_WHAT YOU ARE ASKED TO DO:_ Search the material for the string "далее", then report how many lines hold it, with no other text.

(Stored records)
──────

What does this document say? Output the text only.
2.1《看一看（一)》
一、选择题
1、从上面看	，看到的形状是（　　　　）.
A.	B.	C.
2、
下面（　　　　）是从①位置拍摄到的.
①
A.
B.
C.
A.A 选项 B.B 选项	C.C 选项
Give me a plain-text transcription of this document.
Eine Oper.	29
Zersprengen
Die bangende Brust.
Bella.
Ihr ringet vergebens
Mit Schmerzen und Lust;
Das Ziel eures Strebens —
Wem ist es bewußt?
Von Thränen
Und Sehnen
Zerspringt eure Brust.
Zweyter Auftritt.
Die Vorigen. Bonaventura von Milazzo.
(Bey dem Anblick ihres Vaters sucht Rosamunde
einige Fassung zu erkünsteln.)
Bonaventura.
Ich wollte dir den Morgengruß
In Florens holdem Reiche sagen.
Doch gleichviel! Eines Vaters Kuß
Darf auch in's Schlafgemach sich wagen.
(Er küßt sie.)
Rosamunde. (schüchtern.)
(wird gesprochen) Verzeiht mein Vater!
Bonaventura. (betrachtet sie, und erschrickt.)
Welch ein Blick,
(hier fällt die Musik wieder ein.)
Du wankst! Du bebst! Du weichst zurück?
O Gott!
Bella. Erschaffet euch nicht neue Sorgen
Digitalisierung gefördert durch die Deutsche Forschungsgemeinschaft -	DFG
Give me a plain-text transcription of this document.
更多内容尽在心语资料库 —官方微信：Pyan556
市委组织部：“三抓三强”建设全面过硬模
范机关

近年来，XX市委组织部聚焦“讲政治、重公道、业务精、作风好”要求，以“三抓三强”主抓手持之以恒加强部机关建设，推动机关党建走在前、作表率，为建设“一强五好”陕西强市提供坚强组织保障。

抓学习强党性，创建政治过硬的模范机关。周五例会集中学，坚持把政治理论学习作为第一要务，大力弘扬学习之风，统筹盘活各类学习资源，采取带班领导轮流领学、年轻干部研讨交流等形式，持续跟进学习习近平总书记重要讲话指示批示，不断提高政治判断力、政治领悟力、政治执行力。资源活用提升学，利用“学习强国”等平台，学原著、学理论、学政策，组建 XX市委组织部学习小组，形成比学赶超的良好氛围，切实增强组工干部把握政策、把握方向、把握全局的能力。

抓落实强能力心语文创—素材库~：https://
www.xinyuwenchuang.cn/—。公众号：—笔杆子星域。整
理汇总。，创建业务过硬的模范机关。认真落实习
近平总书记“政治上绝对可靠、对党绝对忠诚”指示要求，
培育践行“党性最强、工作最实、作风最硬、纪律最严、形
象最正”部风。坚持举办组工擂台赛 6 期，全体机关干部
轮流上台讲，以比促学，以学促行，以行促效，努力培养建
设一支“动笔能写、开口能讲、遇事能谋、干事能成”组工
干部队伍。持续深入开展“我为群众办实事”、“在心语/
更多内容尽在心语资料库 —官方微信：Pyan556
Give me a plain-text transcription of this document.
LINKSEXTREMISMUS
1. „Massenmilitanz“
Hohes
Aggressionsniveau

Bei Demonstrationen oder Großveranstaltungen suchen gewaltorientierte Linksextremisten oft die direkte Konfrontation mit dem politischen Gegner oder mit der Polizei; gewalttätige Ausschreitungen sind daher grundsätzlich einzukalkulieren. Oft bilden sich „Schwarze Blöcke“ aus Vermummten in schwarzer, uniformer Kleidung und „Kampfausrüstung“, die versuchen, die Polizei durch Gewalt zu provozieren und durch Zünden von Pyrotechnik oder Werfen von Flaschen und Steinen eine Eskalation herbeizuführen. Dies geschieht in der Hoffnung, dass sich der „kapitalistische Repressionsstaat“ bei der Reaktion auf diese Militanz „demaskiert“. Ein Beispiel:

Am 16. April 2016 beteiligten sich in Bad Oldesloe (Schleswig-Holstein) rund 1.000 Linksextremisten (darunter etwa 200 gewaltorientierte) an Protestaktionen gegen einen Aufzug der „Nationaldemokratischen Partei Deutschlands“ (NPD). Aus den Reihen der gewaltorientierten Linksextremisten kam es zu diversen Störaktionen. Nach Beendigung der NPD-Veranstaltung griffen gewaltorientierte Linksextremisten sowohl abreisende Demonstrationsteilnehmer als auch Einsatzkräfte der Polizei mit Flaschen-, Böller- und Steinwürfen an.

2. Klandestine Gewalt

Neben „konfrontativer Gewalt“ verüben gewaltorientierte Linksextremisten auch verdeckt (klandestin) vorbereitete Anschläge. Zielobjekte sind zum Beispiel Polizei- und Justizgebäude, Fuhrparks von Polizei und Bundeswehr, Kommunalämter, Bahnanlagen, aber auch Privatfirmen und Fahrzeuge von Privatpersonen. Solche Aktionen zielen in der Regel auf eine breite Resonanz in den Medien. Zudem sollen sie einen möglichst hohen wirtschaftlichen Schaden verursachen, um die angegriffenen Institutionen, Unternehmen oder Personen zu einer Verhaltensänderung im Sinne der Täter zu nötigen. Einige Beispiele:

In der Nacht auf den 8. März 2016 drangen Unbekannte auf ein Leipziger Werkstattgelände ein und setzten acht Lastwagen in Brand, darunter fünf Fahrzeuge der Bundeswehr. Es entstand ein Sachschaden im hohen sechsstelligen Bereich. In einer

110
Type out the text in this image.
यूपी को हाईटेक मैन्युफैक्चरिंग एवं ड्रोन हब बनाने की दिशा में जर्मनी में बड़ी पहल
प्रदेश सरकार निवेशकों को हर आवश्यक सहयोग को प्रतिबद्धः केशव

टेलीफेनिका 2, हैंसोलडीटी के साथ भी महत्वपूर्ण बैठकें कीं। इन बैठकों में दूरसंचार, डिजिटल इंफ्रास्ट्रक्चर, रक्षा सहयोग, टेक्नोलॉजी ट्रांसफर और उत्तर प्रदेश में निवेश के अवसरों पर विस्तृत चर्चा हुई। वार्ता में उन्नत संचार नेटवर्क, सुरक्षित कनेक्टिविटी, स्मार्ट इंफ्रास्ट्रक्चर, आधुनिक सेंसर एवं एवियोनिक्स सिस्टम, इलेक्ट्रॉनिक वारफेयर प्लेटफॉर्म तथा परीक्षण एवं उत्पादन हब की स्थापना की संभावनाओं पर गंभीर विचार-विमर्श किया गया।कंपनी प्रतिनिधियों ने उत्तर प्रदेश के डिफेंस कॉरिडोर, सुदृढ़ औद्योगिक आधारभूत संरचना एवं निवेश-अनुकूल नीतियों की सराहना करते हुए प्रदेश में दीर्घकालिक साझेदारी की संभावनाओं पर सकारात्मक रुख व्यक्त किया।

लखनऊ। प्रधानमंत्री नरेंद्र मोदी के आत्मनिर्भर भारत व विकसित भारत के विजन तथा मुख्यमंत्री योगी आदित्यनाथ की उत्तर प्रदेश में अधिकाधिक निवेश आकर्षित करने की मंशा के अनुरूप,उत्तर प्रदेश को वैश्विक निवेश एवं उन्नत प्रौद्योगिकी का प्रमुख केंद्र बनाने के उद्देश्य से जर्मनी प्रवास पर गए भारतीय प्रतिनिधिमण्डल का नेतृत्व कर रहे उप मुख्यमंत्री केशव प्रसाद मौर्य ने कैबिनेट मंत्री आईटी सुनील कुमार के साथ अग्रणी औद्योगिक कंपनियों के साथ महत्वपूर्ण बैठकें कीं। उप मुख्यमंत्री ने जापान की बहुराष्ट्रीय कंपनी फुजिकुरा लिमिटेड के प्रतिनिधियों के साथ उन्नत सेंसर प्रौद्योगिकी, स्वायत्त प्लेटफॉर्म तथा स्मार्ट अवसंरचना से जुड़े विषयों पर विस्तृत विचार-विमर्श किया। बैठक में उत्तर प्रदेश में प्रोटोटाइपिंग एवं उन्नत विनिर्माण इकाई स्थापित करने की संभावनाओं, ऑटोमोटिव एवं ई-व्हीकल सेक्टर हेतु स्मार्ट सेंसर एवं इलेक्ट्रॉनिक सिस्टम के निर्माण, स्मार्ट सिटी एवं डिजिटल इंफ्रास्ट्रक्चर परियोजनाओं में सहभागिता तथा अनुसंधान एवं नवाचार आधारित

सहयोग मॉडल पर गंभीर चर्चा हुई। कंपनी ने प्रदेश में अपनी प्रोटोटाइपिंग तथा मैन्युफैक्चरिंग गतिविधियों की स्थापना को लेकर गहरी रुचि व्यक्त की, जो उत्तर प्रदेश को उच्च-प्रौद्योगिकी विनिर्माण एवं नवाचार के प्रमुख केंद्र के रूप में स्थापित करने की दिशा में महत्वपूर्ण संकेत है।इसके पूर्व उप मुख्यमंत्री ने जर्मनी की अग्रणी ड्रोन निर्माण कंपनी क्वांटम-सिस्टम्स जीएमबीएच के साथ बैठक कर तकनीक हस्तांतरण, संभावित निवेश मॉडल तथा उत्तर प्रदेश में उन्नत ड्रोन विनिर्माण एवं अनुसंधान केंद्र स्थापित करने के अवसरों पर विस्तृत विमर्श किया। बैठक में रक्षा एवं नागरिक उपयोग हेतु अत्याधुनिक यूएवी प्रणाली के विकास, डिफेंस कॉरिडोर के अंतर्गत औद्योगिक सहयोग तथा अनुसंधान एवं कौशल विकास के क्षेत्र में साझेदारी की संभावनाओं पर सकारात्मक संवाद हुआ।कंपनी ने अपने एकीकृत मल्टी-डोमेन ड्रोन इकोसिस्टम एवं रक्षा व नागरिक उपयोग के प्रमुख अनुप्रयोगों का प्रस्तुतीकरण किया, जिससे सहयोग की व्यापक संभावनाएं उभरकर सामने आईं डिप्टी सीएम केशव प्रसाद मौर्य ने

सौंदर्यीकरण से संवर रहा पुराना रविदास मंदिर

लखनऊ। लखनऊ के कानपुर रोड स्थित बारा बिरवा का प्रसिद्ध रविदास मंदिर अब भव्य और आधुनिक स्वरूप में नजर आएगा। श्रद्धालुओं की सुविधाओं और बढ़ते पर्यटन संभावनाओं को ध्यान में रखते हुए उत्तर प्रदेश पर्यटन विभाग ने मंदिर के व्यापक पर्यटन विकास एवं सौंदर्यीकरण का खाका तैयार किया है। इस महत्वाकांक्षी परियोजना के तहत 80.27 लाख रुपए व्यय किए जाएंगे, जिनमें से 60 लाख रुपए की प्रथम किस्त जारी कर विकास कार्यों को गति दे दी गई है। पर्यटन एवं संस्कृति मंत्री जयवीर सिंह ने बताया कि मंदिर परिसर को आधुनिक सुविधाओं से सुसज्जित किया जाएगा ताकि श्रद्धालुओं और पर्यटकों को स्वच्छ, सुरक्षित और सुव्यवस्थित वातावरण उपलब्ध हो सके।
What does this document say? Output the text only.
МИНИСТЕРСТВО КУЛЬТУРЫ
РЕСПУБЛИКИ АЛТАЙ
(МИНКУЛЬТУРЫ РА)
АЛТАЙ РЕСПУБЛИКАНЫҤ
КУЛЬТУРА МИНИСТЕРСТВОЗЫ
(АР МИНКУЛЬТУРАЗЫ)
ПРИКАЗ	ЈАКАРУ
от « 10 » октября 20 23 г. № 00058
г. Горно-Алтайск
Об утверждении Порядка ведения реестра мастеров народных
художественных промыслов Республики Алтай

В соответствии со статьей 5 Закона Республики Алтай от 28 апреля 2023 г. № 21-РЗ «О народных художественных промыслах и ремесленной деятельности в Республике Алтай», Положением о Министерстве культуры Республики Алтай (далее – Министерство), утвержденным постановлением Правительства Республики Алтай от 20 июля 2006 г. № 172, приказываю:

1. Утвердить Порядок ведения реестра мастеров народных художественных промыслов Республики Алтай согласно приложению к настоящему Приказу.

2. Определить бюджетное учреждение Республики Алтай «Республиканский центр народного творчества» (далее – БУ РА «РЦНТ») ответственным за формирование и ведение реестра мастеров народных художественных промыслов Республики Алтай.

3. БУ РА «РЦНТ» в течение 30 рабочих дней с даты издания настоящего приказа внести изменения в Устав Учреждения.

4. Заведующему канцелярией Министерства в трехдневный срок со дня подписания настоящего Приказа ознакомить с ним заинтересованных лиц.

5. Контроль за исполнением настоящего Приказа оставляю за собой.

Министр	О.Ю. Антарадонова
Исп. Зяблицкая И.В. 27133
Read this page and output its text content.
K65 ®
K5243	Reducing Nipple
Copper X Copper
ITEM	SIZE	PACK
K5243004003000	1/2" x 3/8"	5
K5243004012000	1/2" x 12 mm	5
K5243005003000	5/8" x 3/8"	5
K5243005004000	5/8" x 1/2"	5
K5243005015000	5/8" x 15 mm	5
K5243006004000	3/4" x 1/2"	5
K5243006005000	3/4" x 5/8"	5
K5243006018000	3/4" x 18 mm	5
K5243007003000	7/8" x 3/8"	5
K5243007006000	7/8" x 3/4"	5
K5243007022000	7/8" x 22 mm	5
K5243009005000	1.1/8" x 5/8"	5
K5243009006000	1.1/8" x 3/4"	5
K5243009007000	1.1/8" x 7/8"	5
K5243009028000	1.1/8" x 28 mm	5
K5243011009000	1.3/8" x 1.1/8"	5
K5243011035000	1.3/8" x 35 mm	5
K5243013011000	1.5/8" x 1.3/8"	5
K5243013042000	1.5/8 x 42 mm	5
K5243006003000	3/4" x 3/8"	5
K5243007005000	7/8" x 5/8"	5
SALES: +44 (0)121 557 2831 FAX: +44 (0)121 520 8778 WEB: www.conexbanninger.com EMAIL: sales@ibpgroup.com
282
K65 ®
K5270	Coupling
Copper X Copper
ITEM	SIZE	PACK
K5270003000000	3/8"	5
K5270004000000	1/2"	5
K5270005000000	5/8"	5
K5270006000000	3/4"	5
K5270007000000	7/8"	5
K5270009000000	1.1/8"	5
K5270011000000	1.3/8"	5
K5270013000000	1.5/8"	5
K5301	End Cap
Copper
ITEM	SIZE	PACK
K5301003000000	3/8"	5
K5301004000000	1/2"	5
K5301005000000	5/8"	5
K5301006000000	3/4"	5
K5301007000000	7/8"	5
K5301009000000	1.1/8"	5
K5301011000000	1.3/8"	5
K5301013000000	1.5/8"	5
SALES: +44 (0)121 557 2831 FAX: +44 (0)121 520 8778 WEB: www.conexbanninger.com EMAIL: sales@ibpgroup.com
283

──────

_SOLUTION FOR THIS TASK:_ 2